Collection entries
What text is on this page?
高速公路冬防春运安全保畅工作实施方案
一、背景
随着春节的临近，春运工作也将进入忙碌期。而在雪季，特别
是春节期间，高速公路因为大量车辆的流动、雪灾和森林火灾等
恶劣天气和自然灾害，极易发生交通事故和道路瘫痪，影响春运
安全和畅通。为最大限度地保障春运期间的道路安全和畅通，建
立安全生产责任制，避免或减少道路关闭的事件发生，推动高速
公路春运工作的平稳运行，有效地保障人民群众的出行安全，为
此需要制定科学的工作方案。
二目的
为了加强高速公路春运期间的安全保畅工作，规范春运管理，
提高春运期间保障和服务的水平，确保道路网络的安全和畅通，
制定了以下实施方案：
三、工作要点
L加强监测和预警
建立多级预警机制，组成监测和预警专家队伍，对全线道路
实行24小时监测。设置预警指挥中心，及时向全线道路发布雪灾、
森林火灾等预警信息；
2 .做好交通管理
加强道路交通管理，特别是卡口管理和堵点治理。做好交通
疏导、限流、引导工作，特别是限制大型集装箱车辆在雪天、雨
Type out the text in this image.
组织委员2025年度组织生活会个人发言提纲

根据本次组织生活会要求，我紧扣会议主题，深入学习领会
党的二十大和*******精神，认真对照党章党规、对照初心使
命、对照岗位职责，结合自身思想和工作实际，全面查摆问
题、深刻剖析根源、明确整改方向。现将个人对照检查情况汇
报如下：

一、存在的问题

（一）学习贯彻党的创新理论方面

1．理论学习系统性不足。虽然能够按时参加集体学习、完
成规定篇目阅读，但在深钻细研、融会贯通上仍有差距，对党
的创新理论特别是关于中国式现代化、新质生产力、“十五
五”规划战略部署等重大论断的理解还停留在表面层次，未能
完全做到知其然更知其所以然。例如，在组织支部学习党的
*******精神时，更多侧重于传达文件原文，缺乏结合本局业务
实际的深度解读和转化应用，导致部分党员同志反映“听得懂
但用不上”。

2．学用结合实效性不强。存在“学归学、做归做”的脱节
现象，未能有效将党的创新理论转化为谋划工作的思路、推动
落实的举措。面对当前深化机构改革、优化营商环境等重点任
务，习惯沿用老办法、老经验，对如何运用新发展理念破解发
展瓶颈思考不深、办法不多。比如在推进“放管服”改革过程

WHAT THE TASK REQUIRES:
Transcribe every entry exactly, omitting nothing.

WRITTEN SOLUTION:
What text is on this page?
高速公路冬防春运安全保畅工作实施方案
一、背景
随着春节的临近，春运工作也将进入忙碌期。而在雪季，特别
是春节期间，高速公路因为大量车辆的流动、雪灾和森林火灾等
恶劣天气和自然灾害，极易发生交通事故和道路瘫痪，影响春运
安全和畅通。为最大限度地保障春运期间的道路安全和畅通，建
立安全生产责任制，避免或减少道路关闭的事件发生，推动高速
公路春运工作的平稳运行，有效地保障人民群众的出行安全，为
此需要制定科学的工作方案。
二目的
为了加强高速公路春运期间的安全保畅工作，规范春运管理，
提高春运期间保障和服务的水平，确保道路网络的安全和畅通，
制定了以下实施方案：
三、工作要点
L加强监测和预警
建立多级预警机制，组成监测和预警专家队伍，对全线道路
实行24小时监测。设置预警指挥中心，及时向全线道路发布雪灾、
森林火灾等预警信息；
2 .做好交通管理
加强道路交通管理，特别是卡口管理和堵点治理。做好交通
疏导、限流、引导工作，特别是限制大型集装箱车辆在雪天、雨
Type out the text in this image.
组织委员2025年度组织生活会个人发言提纲

根据本次组织生活会要求，我紧扣会议主题，深入学习领会
党的二十大和*******精神，认真对照党章党规、对照初心使
命、对照岗位职责，结合自身思想和工作实际，全面查摆问
题、深刻剖析根源、明确整改方向。现将个人对照检查情况汇
报如下：

一、存在的问题

（一）学习贯彻党的创新理论方面

1．理论学习系统性不足。虽然能够按时参加集体学习、完
成规定篇目阅读，但在深钻细研、融会贯通上仍有差距，对党
的创新理论特别是关于中国式现代化、新质生产力、“十五
五”规划战略部署等重大论断的理解还停留在表面层次，未能
完全做到知其然更知其所以然。例如，在组织支部学习党的
*******精神时，更多侧重于传达文件原文，缺乏结合本局业务
实际的深度解读和转化应用，导致部分党员同志反映“听得懂
但用不上”。

2．学用结合实效性不强。存在“学归学、做归做”的脱节
现象，未能有效将党的创新理论转化为谋划工作的思路、推动
落实的举措。面对当前深化机构改革、优化营商环境等重点任
务，习惯沿用老办法、老经验，对如何运用新发展理念破解发
展瓶颈思考不深、办法不多。比如在推进“放管服”改革过程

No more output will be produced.